-------- Dataset --------

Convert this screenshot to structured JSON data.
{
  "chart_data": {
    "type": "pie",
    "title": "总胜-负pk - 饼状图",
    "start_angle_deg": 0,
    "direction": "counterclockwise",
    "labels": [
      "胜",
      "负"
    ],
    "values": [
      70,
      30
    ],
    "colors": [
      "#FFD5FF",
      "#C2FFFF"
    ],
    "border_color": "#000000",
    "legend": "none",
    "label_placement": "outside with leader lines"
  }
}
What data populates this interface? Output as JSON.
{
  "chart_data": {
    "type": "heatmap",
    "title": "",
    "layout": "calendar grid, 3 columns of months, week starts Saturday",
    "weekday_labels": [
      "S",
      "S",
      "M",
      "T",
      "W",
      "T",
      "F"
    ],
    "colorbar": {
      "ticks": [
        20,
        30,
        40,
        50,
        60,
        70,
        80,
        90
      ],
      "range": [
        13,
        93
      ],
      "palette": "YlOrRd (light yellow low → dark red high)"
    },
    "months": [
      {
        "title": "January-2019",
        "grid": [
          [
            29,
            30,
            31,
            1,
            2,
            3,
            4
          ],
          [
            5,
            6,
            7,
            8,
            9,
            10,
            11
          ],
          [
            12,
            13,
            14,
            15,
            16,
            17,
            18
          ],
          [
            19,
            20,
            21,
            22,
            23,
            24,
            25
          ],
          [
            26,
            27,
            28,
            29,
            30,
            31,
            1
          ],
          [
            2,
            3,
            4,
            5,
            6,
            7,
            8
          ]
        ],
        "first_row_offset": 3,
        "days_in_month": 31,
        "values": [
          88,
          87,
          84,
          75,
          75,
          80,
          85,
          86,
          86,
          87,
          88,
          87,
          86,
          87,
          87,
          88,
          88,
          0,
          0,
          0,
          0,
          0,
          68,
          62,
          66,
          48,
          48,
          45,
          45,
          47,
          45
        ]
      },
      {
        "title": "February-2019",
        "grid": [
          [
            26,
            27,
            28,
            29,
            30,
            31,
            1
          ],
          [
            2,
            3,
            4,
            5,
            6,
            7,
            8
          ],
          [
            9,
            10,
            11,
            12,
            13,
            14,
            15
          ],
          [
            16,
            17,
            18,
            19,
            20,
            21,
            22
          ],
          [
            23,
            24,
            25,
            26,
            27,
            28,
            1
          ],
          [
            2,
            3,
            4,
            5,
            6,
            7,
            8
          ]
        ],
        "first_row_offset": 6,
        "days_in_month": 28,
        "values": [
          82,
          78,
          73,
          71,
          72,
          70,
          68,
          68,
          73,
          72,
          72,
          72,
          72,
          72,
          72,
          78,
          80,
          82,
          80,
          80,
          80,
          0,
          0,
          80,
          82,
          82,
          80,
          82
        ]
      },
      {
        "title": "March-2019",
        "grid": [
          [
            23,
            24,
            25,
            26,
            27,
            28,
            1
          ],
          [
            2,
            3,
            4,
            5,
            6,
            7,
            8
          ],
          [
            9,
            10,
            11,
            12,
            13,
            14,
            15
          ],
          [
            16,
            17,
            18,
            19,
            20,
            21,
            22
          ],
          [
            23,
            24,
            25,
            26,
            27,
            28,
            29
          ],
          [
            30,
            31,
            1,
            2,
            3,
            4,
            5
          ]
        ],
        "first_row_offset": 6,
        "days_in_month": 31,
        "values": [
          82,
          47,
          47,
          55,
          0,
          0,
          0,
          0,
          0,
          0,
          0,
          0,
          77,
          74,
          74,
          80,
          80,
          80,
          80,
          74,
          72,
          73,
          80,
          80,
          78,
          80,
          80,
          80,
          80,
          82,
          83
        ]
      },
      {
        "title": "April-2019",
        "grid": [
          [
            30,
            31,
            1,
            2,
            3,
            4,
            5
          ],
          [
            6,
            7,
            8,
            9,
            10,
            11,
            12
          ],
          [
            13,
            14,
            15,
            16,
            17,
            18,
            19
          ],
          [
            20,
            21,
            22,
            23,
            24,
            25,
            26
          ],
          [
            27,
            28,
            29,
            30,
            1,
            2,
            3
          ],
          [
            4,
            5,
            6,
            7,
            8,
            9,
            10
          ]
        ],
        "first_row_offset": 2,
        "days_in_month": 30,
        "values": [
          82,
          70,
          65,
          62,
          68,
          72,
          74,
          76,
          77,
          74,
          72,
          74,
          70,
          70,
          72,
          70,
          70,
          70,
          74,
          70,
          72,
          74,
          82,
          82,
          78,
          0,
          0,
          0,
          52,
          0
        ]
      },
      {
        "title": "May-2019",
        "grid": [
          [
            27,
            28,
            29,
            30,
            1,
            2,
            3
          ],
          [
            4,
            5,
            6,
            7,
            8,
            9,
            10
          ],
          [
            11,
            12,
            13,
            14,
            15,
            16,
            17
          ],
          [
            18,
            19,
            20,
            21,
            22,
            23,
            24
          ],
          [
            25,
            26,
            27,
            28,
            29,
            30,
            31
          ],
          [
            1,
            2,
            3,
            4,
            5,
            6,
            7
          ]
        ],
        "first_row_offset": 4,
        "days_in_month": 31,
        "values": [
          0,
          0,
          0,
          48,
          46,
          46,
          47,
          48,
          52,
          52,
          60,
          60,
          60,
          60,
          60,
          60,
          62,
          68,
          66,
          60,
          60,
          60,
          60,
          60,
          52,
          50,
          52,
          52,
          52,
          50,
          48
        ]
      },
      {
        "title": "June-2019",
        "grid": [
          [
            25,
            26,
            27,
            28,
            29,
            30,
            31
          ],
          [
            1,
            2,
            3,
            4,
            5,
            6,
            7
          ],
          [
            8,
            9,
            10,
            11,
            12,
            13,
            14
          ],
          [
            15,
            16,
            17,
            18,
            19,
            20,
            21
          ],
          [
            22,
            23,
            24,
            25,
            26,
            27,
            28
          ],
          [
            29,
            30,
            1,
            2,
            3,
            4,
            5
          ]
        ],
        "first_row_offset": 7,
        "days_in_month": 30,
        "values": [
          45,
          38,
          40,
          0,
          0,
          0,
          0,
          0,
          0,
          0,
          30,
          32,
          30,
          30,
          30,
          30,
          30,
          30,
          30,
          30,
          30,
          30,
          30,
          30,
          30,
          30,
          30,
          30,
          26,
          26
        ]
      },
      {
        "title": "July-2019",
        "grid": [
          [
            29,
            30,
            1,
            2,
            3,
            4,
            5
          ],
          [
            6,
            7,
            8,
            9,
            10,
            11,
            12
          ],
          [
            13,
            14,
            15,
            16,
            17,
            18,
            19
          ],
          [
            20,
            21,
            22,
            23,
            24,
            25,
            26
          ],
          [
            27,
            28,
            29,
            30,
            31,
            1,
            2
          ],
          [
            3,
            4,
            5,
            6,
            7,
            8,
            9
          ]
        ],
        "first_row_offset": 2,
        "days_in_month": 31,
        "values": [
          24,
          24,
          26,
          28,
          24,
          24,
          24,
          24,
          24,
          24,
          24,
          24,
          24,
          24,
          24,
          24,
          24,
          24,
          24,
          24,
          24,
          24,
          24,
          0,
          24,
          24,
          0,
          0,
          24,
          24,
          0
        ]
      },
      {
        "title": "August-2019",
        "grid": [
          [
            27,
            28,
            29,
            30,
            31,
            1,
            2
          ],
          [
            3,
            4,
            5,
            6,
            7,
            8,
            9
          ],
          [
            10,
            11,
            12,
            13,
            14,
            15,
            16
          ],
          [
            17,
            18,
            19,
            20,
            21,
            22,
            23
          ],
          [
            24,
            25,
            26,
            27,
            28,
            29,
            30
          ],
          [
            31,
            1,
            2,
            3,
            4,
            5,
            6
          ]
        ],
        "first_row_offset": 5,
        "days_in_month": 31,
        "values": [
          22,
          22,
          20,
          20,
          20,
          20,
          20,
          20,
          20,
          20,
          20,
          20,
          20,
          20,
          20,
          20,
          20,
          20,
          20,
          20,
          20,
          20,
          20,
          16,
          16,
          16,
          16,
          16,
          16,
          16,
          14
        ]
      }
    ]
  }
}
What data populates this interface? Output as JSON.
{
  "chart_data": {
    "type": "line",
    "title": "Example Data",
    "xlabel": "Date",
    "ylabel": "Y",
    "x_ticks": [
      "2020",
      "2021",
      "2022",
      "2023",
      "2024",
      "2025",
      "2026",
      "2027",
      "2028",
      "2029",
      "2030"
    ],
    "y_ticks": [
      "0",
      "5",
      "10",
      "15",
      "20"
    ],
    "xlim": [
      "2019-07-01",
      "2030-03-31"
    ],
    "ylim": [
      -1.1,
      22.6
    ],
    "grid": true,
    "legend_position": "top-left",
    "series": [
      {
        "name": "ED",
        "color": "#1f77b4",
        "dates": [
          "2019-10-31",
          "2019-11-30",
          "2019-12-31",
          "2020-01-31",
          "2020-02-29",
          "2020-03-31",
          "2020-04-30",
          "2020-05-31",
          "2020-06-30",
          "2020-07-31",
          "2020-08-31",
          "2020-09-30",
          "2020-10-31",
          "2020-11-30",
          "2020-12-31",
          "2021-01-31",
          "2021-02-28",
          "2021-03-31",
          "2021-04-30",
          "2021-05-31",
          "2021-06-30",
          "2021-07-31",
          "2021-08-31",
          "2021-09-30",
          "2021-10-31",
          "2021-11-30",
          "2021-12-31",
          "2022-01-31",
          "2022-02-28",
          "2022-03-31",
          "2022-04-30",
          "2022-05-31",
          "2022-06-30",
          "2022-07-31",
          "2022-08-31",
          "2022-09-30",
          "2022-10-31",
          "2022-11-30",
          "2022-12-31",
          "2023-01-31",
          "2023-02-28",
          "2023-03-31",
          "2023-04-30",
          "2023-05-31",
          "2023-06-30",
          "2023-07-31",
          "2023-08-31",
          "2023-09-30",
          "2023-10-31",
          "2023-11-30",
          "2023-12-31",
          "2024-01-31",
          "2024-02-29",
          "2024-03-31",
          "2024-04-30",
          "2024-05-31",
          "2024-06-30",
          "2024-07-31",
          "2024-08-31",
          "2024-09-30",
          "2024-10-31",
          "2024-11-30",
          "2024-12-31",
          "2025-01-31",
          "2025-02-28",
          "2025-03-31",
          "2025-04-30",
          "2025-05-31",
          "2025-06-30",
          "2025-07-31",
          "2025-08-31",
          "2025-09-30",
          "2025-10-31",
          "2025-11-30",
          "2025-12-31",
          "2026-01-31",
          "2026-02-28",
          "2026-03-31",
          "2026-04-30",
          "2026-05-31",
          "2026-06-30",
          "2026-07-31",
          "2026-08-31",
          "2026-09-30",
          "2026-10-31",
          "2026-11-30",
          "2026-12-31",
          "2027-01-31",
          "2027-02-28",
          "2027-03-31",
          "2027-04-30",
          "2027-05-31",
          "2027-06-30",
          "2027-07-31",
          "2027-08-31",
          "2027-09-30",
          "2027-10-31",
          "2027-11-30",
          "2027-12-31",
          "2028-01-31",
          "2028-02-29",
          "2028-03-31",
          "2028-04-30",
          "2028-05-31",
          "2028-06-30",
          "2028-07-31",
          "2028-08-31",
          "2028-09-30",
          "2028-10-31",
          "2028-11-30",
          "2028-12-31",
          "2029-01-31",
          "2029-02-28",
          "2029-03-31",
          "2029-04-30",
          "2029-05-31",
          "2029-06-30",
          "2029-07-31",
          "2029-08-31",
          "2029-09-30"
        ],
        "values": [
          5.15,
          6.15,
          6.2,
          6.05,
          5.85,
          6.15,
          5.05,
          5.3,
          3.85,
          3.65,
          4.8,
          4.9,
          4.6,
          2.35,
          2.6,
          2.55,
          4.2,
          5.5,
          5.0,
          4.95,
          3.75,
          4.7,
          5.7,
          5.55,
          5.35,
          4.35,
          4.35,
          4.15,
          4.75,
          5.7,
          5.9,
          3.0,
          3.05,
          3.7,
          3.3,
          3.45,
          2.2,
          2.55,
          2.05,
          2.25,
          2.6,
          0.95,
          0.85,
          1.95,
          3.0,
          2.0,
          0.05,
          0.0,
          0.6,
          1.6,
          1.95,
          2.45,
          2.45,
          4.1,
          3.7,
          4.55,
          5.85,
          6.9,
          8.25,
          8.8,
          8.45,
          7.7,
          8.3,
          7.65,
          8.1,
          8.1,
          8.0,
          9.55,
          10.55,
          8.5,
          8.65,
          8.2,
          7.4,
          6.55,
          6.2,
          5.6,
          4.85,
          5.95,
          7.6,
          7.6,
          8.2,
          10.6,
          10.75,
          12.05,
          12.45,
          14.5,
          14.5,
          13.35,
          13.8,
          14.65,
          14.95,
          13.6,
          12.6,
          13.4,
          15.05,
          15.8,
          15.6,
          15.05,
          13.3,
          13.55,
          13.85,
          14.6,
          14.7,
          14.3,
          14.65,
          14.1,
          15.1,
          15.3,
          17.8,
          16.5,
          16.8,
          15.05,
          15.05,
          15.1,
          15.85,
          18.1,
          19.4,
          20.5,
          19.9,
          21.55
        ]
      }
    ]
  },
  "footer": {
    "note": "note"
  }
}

--------

> [What this task involves]: Extract every line above that contains the word "title".

> [Finished exercise]:
    "title": "总胜-负pk - 饼状图",
    "title": "",
        "title": "January-2019",
        "title": "February-2019",
        "title": "March-2019",
        "title": "April-2019",
        "title": "May-2019",
        "title": "June-2019",
        "title": "July-2019",
        "title": "August-2019",
    "title": "Example Data",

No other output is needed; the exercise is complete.